* Set task
Show every line where "JSON" occurs.

* Data supplied
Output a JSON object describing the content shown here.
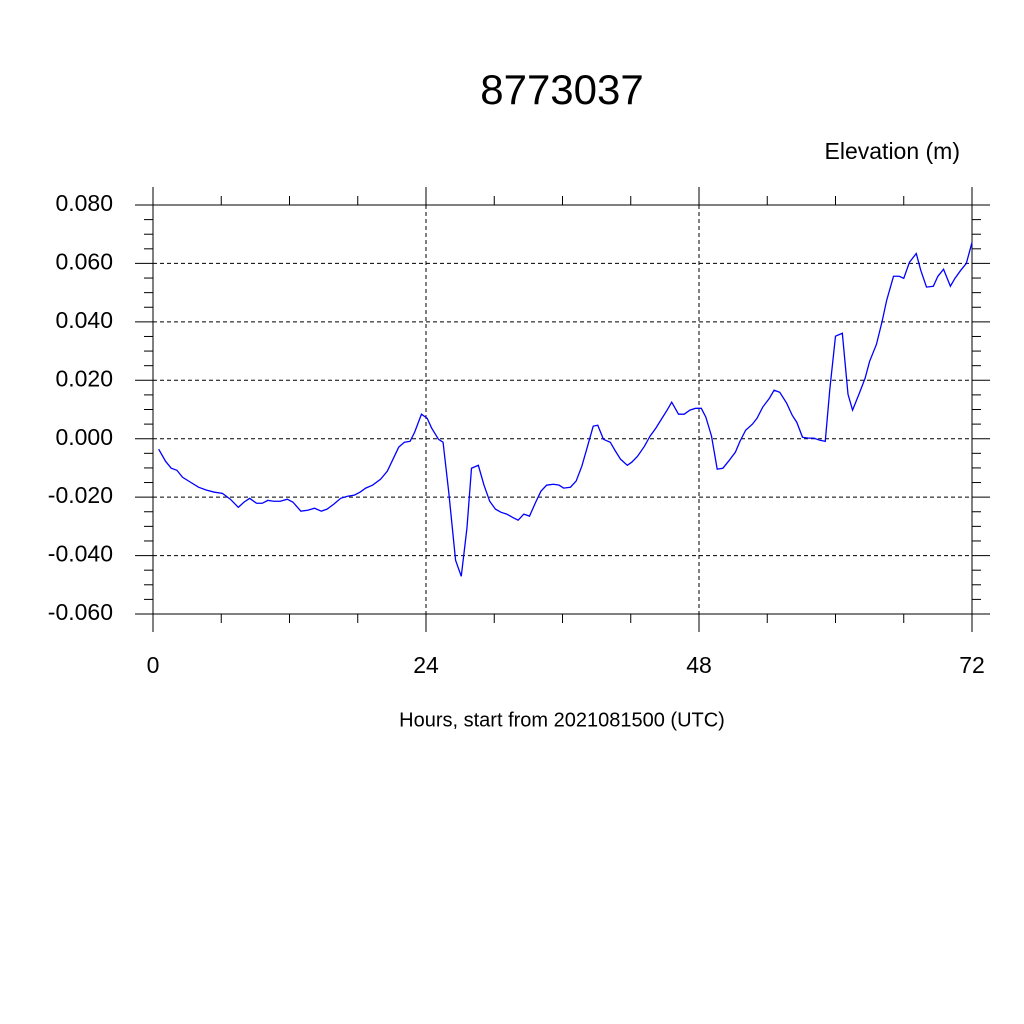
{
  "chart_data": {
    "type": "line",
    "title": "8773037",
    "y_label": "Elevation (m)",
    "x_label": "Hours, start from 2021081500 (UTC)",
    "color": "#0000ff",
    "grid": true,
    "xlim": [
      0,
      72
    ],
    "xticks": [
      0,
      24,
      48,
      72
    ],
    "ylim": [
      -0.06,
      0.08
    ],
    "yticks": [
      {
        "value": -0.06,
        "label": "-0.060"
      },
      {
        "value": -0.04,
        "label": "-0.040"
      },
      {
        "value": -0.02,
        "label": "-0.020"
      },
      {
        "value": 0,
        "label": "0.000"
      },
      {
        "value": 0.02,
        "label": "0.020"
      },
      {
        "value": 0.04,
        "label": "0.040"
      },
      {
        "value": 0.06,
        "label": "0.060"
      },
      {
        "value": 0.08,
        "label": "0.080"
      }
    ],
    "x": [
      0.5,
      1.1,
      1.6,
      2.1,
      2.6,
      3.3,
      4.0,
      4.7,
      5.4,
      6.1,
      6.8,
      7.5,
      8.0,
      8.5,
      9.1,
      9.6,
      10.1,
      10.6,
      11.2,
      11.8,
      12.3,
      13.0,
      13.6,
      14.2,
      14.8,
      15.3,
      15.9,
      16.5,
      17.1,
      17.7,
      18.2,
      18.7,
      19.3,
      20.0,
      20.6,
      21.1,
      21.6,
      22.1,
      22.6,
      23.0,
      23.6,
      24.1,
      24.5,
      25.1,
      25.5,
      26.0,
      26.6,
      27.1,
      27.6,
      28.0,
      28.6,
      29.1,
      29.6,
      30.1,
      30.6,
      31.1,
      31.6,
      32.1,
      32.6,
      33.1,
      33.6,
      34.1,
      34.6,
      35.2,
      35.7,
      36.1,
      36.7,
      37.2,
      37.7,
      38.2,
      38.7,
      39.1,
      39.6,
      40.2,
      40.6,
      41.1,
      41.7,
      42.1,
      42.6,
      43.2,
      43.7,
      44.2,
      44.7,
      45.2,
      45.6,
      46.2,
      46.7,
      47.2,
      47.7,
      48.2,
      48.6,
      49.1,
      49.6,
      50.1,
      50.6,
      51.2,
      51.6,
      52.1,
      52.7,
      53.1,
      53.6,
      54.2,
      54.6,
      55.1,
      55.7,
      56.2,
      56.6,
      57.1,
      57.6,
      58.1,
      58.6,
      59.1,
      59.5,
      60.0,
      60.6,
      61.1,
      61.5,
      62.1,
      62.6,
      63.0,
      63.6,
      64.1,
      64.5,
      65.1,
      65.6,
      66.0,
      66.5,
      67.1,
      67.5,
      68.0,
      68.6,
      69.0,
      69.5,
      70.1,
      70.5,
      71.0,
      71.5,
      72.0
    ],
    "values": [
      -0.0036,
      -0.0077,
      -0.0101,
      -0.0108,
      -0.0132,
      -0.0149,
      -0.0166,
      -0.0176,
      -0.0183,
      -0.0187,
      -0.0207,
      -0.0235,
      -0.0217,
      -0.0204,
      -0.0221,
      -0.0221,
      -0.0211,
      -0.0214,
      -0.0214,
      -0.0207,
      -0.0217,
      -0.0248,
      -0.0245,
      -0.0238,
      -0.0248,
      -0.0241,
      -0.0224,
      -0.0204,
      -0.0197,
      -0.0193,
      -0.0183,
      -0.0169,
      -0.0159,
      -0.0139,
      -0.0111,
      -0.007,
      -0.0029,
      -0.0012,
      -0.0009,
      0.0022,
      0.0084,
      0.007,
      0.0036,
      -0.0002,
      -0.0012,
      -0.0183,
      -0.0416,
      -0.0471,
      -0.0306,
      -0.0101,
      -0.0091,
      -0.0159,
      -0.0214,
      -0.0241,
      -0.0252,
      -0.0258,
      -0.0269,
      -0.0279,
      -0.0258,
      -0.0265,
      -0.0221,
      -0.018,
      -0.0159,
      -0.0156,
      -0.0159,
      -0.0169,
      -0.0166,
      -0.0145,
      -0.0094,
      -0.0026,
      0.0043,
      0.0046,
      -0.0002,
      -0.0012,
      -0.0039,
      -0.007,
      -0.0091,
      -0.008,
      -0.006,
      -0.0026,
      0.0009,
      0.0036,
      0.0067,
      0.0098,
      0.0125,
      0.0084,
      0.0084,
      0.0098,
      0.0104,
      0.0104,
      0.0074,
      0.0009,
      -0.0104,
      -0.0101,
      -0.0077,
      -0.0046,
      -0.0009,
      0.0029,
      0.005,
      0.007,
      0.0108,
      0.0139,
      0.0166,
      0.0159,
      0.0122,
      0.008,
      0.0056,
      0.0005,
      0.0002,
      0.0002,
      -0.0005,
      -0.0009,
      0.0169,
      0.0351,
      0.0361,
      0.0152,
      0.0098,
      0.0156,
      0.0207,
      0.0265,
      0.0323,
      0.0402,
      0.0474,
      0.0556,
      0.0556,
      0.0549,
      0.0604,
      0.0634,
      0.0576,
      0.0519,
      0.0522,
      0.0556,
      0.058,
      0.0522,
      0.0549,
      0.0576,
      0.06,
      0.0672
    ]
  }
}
---
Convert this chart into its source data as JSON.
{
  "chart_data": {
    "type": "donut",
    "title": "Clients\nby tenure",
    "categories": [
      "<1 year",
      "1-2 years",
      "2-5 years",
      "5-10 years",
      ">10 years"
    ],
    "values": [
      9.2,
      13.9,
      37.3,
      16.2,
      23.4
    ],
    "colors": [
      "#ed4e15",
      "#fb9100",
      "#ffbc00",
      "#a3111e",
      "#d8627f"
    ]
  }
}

* The reply
Output a JSON object describing the content shown here.
Convert this chart into its source data as JSON.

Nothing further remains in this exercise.